+++ ENTRIES SHOWN +++
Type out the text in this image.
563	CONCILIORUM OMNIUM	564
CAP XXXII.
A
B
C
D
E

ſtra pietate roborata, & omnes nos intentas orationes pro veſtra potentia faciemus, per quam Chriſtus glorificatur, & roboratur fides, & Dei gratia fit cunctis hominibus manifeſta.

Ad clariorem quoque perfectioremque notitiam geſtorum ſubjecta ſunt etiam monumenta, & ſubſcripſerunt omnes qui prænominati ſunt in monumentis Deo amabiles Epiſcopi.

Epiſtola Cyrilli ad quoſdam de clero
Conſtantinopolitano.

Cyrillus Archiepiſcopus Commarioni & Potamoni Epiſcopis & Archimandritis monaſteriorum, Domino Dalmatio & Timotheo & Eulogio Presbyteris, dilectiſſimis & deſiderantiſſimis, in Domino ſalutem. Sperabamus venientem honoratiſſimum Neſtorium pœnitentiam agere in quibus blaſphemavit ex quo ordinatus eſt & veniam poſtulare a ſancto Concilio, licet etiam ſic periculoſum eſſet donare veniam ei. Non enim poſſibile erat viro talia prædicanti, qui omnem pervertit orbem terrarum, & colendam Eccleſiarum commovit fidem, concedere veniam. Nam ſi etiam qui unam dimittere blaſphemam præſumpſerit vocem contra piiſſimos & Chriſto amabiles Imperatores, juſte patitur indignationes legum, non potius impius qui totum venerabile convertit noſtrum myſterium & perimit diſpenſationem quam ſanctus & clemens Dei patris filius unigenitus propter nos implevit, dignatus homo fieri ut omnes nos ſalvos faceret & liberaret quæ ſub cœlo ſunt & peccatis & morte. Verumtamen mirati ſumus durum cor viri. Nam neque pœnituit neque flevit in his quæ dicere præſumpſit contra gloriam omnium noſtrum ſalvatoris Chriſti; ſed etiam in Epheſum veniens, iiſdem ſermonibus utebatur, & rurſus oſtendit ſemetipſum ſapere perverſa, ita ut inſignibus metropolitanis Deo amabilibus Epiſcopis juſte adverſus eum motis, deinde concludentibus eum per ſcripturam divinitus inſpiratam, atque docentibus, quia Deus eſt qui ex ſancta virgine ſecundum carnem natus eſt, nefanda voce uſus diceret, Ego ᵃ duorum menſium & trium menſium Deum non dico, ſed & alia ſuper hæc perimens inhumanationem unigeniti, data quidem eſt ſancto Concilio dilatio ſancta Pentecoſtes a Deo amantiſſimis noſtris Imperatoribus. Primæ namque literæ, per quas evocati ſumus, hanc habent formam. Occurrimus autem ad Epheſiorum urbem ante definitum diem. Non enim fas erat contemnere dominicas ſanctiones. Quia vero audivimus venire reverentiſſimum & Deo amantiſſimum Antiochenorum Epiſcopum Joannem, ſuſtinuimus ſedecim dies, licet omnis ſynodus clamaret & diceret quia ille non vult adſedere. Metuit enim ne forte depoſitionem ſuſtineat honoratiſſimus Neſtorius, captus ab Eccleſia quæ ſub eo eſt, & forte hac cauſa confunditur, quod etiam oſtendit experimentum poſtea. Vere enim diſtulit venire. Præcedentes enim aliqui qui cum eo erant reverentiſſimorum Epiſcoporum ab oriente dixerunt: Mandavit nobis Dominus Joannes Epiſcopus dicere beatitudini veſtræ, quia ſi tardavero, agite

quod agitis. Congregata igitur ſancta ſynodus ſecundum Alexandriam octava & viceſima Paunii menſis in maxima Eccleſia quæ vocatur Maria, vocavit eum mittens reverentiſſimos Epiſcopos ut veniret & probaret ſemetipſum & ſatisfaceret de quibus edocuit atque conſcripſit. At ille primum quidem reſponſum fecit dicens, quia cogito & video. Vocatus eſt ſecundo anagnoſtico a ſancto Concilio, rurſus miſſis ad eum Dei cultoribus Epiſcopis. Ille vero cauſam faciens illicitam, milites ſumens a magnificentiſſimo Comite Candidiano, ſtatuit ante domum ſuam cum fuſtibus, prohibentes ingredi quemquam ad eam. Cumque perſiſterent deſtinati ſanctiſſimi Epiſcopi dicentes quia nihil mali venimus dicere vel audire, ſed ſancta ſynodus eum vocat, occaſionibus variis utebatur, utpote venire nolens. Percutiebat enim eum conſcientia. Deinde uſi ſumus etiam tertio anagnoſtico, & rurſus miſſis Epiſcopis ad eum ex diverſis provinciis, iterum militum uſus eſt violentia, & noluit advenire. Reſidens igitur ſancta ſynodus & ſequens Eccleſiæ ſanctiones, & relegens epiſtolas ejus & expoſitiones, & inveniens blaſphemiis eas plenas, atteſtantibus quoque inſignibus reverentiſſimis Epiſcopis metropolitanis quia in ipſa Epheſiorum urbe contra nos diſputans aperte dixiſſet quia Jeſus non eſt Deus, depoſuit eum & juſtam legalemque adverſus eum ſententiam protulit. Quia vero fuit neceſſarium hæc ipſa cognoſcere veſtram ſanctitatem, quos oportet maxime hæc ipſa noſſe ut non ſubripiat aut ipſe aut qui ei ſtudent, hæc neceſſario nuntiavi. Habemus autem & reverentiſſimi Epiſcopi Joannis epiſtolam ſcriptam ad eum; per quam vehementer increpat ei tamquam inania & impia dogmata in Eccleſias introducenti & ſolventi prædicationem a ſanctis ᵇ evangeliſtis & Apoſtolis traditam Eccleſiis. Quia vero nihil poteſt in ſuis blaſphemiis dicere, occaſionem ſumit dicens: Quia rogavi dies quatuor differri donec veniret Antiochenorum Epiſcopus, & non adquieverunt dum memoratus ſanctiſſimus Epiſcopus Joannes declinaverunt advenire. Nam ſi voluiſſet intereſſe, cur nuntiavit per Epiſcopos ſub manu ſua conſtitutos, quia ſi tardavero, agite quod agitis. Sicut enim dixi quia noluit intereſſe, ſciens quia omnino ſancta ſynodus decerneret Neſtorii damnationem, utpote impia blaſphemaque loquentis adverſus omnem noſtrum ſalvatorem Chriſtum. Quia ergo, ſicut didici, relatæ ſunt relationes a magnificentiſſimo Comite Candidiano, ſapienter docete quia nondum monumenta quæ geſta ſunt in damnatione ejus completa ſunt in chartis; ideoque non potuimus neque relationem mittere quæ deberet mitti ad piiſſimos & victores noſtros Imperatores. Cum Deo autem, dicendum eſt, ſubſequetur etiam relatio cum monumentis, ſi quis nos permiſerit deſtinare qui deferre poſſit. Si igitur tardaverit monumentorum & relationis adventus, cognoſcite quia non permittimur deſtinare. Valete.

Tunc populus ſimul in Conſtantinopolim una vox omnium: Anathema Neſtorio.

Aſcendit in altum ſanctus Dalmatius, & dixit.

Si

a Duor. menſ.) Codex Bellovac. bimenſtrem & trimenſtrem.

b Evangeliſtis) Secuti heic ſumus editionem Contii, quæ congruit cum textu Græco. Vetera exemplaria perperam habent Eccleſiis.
+++
+++ ENTRIES SHOWN +++
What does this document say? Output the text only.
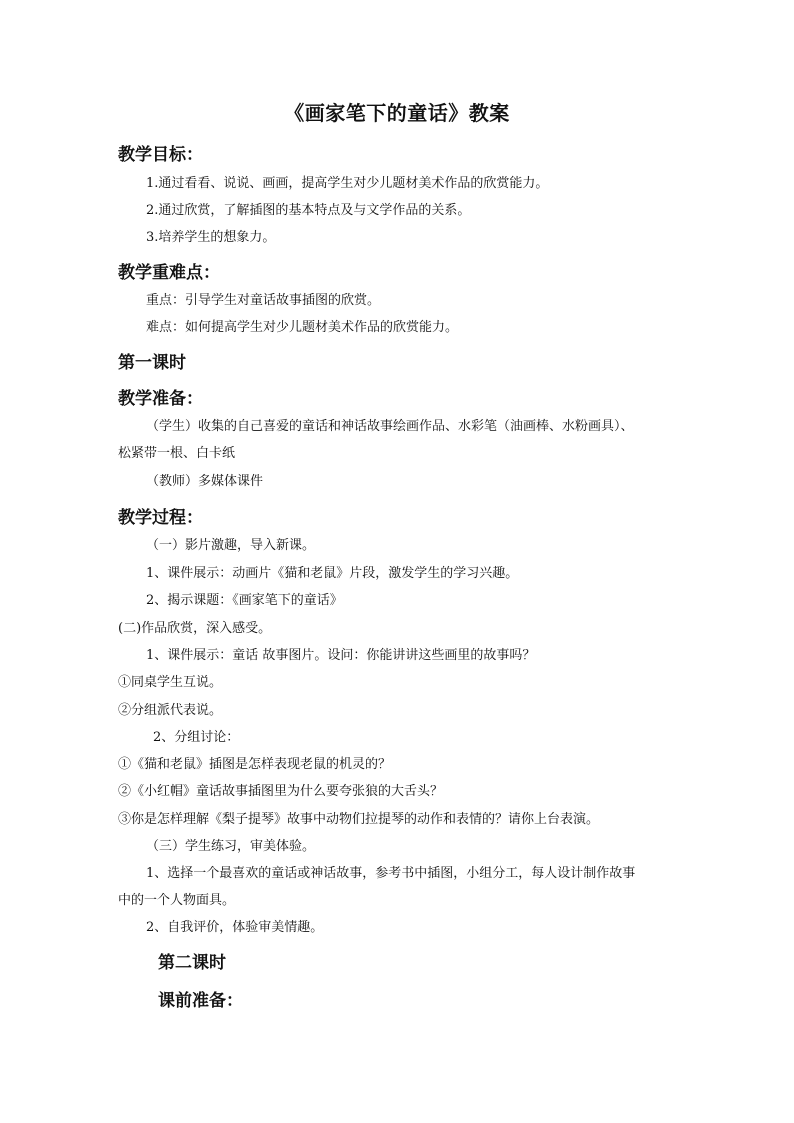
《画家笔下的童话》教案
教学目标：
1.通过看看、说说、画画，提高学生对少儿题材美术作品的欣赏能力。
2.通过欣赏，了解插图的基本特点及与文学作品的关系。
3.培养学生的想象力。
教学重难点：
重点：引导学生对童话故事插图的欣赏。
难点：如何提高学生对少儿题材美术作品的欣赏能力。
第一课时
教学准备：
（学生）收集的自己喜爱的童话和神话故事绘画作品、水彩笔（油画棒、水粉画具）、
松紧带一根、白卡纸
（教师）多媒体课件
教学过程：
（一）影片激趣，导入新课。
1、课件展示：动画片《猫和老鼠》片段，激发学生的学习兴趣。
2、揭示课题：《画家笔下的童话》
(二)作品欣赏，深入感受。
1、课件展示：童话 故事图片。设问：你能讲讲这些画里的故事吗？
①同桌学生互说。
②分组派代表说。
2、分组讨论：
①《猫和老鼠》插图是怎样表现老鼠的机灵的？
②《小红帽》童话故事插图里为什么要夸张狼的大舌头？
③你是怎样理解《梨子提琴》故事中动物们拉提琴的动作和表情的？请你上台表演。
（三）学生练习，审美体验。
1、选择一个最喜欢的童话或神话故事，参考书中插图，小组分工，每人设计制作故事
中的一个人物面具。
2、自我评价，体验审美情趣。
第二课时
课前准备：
+++
- PROBLEM STATEMENT: Exactly how many lines of the material contain the word "this"? Write the number alone.

- ANSWER BELOW: 2